[A run of records]
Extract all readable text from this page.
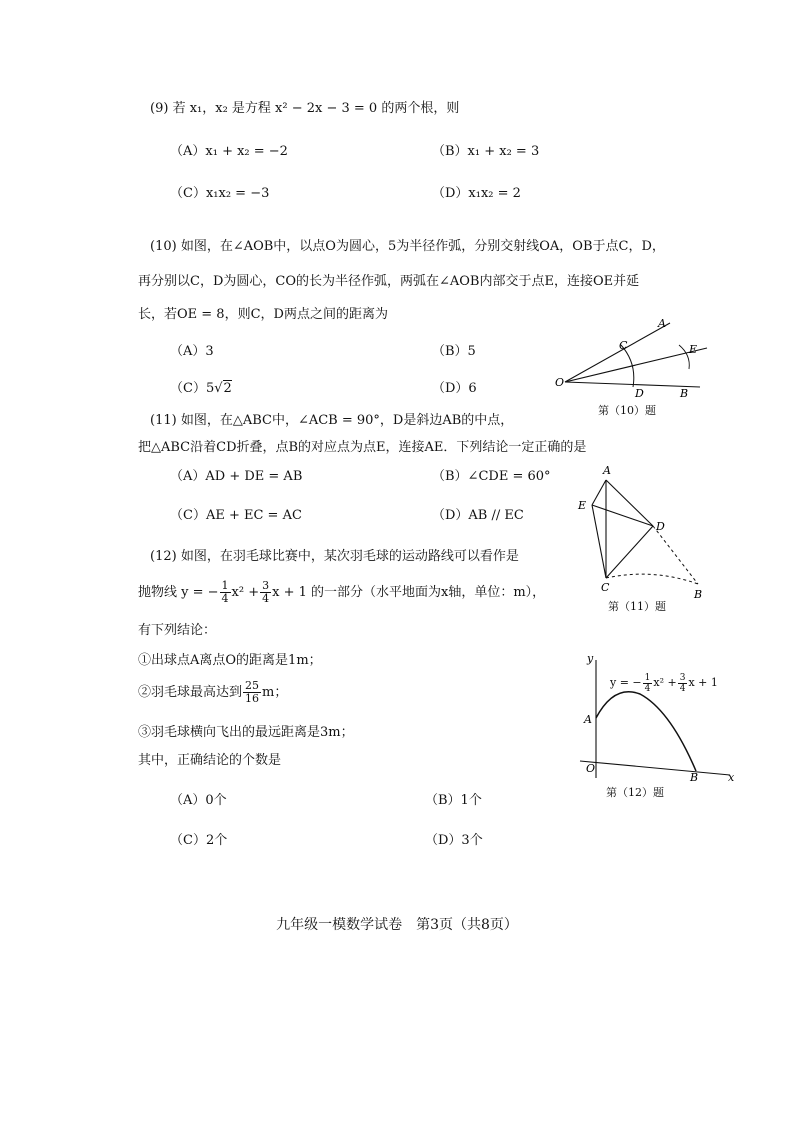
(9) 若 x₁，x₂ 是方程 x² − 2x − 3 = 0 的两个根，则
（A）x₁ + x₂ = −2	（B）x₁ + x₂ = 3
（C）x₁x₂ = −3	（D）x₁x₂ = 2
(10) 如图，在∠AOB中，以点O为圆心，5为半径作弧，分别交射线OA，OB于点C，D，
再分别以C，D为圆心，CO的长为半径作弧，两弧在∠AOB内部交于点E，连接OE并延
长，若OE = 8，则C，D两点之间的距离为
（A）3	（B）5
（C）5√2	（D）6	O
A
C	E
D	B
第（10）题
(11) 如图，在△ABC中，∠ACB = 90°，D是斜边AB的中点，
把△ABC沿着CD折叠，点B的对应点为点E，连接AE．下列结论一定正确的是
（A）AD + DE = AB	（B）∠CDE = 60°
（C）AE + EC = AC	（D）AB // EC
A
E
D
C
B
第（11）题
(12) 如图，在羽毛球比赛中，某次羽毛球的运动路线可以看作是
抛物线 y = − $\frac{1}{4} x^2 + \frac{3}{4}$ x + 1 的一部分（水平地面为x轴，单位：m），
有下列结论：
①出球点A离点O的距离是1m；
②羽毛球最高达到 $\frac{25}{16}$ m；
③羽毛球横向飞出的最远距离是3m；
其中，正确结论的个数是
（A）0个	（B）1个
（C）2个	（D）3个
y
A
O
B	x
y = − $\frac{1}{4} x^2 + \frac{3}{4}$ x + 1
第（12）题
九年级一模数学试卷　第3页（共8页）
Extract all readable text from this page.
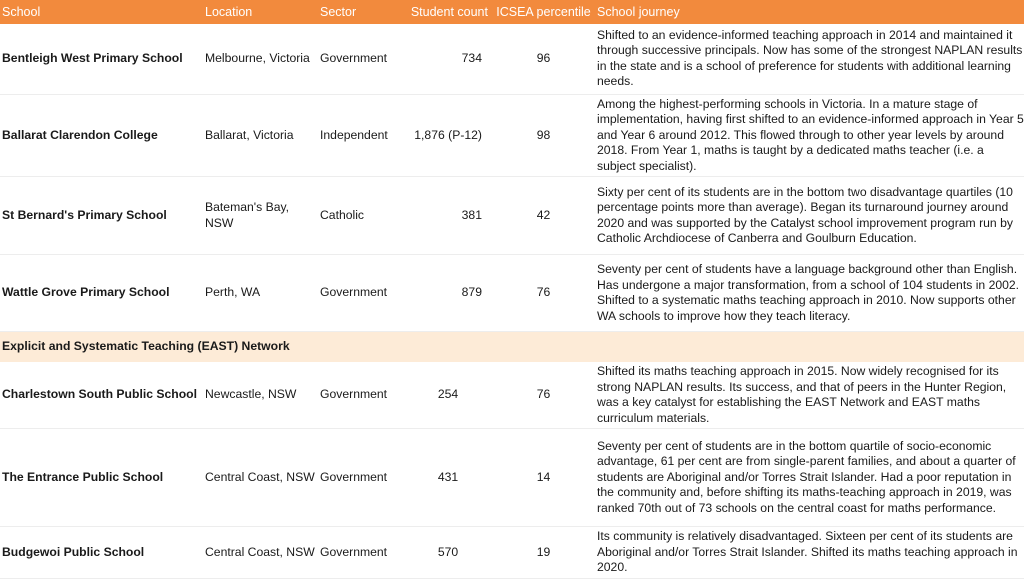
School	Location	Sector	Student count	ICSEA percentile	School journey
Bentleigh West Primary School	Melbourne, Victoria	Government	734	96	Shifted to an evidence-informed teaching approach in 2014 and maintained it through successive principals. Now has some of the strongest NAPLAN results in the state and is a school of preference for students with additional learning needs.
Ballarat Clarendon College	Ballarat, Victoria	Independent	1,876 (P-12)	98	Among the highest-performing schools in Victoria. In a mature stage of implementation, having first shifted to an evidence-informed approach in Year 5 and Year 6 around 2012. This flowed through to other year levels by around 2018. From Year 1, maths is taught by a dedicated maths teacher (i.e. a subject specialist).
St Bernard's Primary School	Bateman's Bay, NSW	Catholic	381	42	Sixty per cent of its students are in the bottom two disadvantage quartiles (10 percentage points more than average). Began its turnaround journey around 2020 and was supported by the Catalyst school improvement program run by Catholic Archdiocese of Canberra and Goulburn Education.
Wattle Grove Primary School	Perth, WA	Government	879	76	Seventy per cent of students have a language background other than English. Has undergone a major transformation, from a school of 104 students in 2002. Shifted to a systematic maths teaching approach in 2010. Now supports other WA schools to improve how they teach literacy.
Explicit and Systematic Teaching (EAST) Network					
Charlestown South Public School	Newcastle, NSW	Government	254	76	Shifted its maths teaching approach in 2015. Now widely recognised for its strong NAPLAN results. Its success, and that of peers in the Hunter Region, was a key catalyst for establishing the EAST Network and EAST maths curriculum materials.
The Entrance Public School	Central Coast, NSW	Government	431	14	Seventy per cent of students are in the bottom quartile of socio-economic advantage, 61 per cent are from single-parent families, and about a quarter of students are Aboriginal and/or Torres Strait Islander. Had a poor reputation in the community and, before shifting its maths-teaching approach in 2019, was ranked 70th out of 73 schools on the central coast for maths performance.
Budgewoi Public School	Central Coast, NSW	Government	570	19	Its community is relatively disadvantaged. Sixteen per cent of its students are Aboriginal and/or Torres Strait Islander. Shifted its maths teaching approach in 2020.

### AIM OF THE EXERCISE
Write the entries above out again exactly, but not the pictures.

### SOLUTION
Extract all readable text from this page.
(9) 若 x₁，x₂ 是方程 x² − 2x − 3 = 0 的两个根，则
（A）x₁ + x₂ = −2	（B）x₁ + x₂ = 3
（C）x₁x₂ = −3	（D）x₁x₂ = 2
(10) 如图，在∠AOB中，以点O为圆心，5为半径作弧，分别交射线OA，OB于点C，D，
再分别以C，D为圆心，CO的长为半径作弧，两弧在∠AOB内部交于点E，连接OE并延
长，若OE = 8，则C，D两点之间的距离为
（A）3	（B）5
（C）5√2	（D）6	O
A
C	E
D	B
第（10）题
(11) 如图，在△ABC中，∠ACB = 90°，D是斜边AB的中点，
把△ABC沿着CD折叠，点B的对应点为点E，连接AE．下列结论一定正确的是
（A）AD + DE = AB	（B）∠CDE = 60°
（C）AE + EC = AC	（D）AB // EC
A
E
D
C
B
第（11）题
(12) 如图，在羽毛球比赛中，某次羽毛球的运动路线可以看作是
抛物线 y = − $\frac{1}{4} x^2 + \frac{3}{4}$ x + 1 的一部分（水平地面为x轴，单位：m），
有下列结论：
①出球点A离点O的距离是1m；
②羽毛球最高达到 $\frac{25}{16}$ m；
③羽毛球横向飞出的最远距离是3m；
其中，正确结论的个数是
（A）0个	（B）1个
（C）2个	（D）3个
y
A
O
B	x
y = − $\frac{1}{4} x^2 + \frac{3}{4}$ x + 1
第（12）题
九年级一模数学试卷　第3页（共8页）
Extract all readable text from this page.
School	Location	Sector	Student count	ICSEA percentile	School journey
Bentleigh West Primary School	Melbourne, Victoria	Government	734	96	Shifted to an evidence-informed teaching approach in 2014 and maintained it through successive principals. Now has some of the strongest NAPLAN results in the state and is a school of preference for students with additional learning needs.
Ballarat Clarendon College	Ballarat, Victoria	Independent	1,876 (P-12)	98	Among the highest-performing schools in Victoria. In a mature stage of implementation, having first shifted to an evidence-informed approach in Year 5 and Year 6 around 2012. This flowed through to other year levels by around 2018. From Year 1, maths is taught by a dedicated maths teacher (i.e. a subject specialist).
St Bernard's Primary School	Bateman's Bay, NSW	Catholic	381	42	Sixty per cent of its students are in the bottom two disadvantage quartiles (10 percentage points more than average). Began its turnaround journey around 2020 and was supported by the Catalyst school improvement program run by Catholic Archdiocese of Canberra and Goulburn Education.
Wattle Grove Primary School	Perth, WA	Government	879	76	Seventy per cent of students have a language background other than English. Has undergone a major transformation, from a school of 104 students in 2002. Shifted to a systematic maths teaching approach in 2010. Now supports other WA schools to improve how they teach literacy.
Explicit and Systematic Teaching (EAST) Network					
Charlestown South Public School	Newcastle, NSW	Government	254	76	Shifted its maths teaching approach in 2015. Now widely recognised for its strong NAPLAN results. Its success, and that of peers in the Hunter Region, was a key catalyst for establishing the EAST Network and EAST maths curriculum materials.
The Entrance Public School	Central Coast, NSW	Government	431	14	Seventy per cent of students are in the bottom quartile of socio-economic advantage, 61 per cent are from single-parent families, and about a quarter of students are Aboriginal and/or Torres Strait Islander. Had a poor reputation in the community and, before shifting its maths-teaching approach in 2019, was ranked 70th out of 73 schools on the central coast for maths performance.
Budgewoi Public School	Central Coast, NSW	Government	570	19	Its community is relatively disadvantaged. Sixteen per cent of its students are Aboriginal and/or Torres Strait Islander. Shifted its maths teaching approach in 2020.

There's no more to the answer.